## THE EXERCISE:
Word for word, print each line of the listing below; pictures stay out.

Start of PROVIDED RECORDS

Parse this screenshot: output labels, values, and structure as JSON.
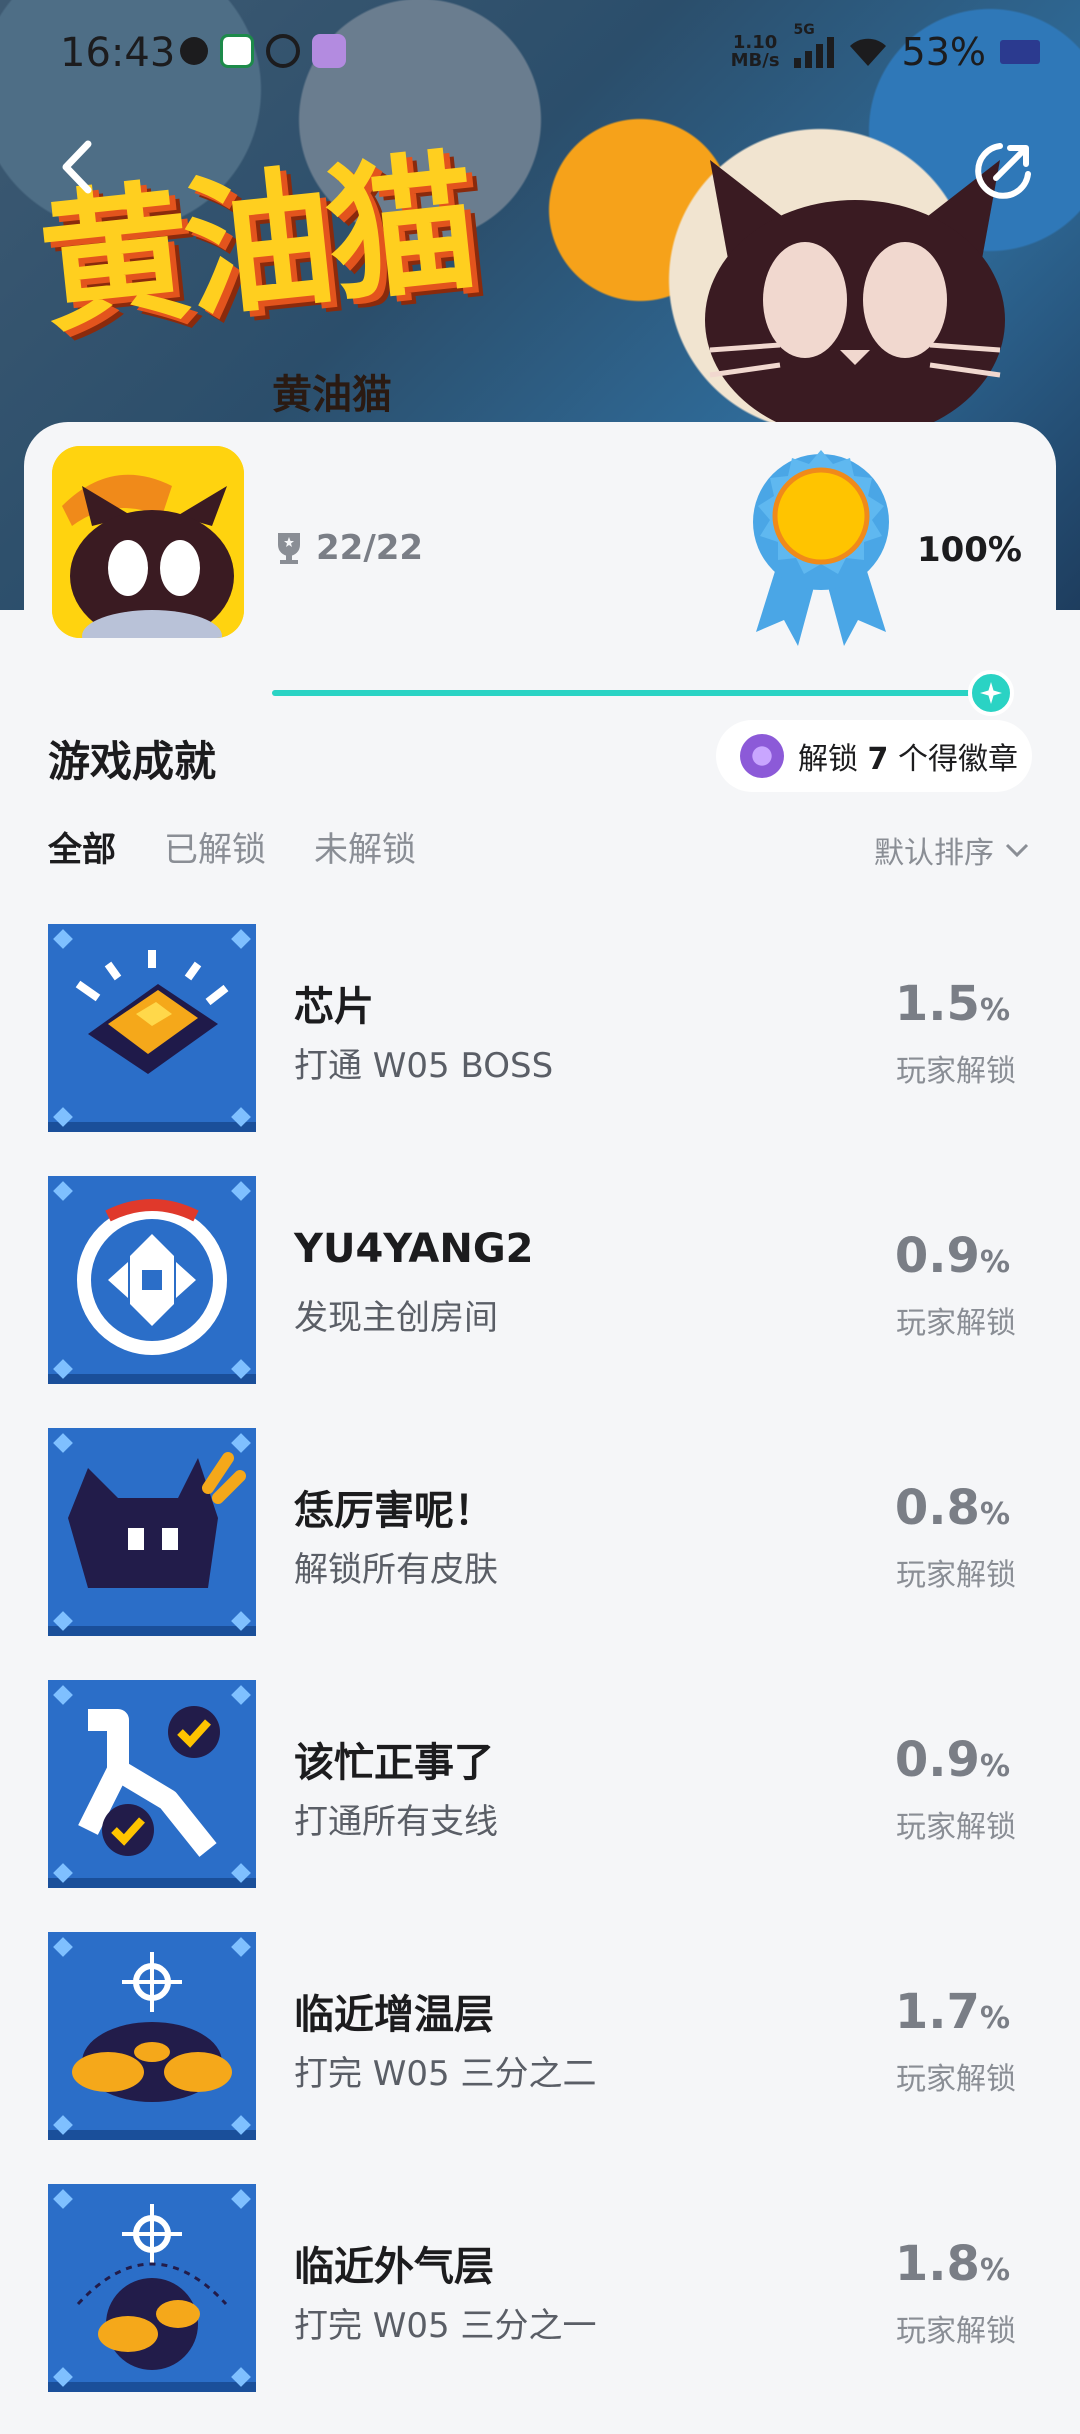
{
  "status_bar": {
    "time": "16:43",
    "net_speed_value": "1.10",
    "net_speed_unit": "MB/s",
    "network": "5G",
    "battery": "53%"
  },
  "hero": {
    "title_art": "黄油猫",
    "game_name": "黄油猫"
  },
  "game_card": {
    "trophy_progress": "22/22",
    "completion": "100%",
    "progress_fraction": 1.0
  },
  "section": {
    "title": "游戏成就",
    "badge_prefix": "解锁",
    "badge_count": "7",
    "badge_suffix": "个得徽章"
  },
  "tabs": [
    {
      "label": "全部",
      "active": true
    },
    {
      "label": "已解锁",
      "active": false
    },
    {
      "label": "未解锁",
      "active": false
    }
  ],
  "sort_label": "默认排序",
  "achievements": [
    {
      "name": "芯片",
      "desc": "打通 W05 BOSS",
      "rate": "1.5",
      "rate_unit": "%",
      "rate_label": "玩家解锁",
      "icon": "chip-icon"
    },
    {
      "name": "YU4YANG2",
      "desc": "发现主创房间",
      "rate": "0.9",
      "rate_unit": "%",
      "rate_label": "玩家解锁",
      "icon": "dpad-icon"
    },
    {
      "name": "恁厉害呢！",
      "desc": "解锁所有皮肤",
      "rate": "0.8",
      "rate_unit": "%",
      "rate_label": "玩家解锁",
      "icon": "cat-icon"
    },
    {
      "name": "该忙正事了",
      "desc": "打通所有支线",
      "rate": "0.9",
      "rate_unit": "%",
      "rate_label": "玩家解锁",
      "icon": "branch-check-icon"
    },
    {
      "name": "临近增温层",
      "desc": "打完 W05 三分之二",
      "rate": "1.7",
      "rate_unit": "%",
      "rate_label": "玩家解锁",
      "icon": "planet-target-icon"
    },
    {
      "name": "临近外气层",
      "desc": "打完 W05 三分之一",
      "rate": "1.8",
      "rate_unit": "%",
      "rate_label": "玩家解锁",
      "icon": "planet-orbit-icon"
    }
  ]
}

End of PROVIDED RECORDS

## SOLUTION:
Parse this screenshot: output labels, values, and structure as JSON.
{
  "status_bar": {
    "time": "16:43",
    "net_speed_value": "1.10",
    "net_speed_unit": "MB/s",
    "network": "5G",
    "battery": "53%"
  },
  "hero": {
    "title_art": "黄油猫",
    "game_name": "黄油猫"
  },
  "game_card": {
    "trophy_progress": "22/22",
    "completion": "100%",
    "progress_fraction": 1.0
  },
  "section": {
    "title": "游戏成就",
    "badge_prefix": "解锁",
    "badge_count": "7",
    "badge_suffix": "个得徽章"
  },
  "tabs": [
    {
      "label": "全部",
      "active": true
    },
    {
      "label": "已解锁",
      "active": false
    },
    {
      "label": "未解锁",
      "active": false
    }
  ],
  "sort_label": "默认排序",
  "achievements": [
    {
      "name": "芯片",
      "desc": "打通 W05 BOSS",
      "rate": "1.5",
      "rate_unit": "%",
      "rate_label": "玩家解锁",
      "icon": "chip-icon"
    },
    {
      "name": "YU4YANG2",
      "desc": "发现主创房间",
      "rate": "0.9",
      "rate_unit": "%",
      "rate_label": "玩家解锁",
      "icon": "dpad-icon"
    },
    {
      "name": "恁厉害呢！",
      "desc": "解锁所有皮肤",
      "rate": "0.8",
      "rate_unit": "%",
      "rate_label": "玩家解锁",
      "icon": "cat-icon"
    },
    {
      "name": "该忙正事了",
      "desc": "打通所有支线",
      "rate": "0.9",
      "rate_unit": "%",
      "rate_label": "玩家解锁",
      "icon": "branch-check-icon"
    },
    {
      "name": "临近增温层",
      "desc": "打完 W05 三分之二",
      "rate": "1.7",
      "rate_unit": "%",
      "rate_label": "玩家解锁",
      "icon": "planet-target-icon"
    },
    {
      "name": "临近外气层",
      "desc": "打完 W05 三分之一",
      "rate": "1.8",
      "rate_unit": "%",
      "rate_label": "玩家解锁",
      "icon": "planet-orbit-icon"
    }
  ]
}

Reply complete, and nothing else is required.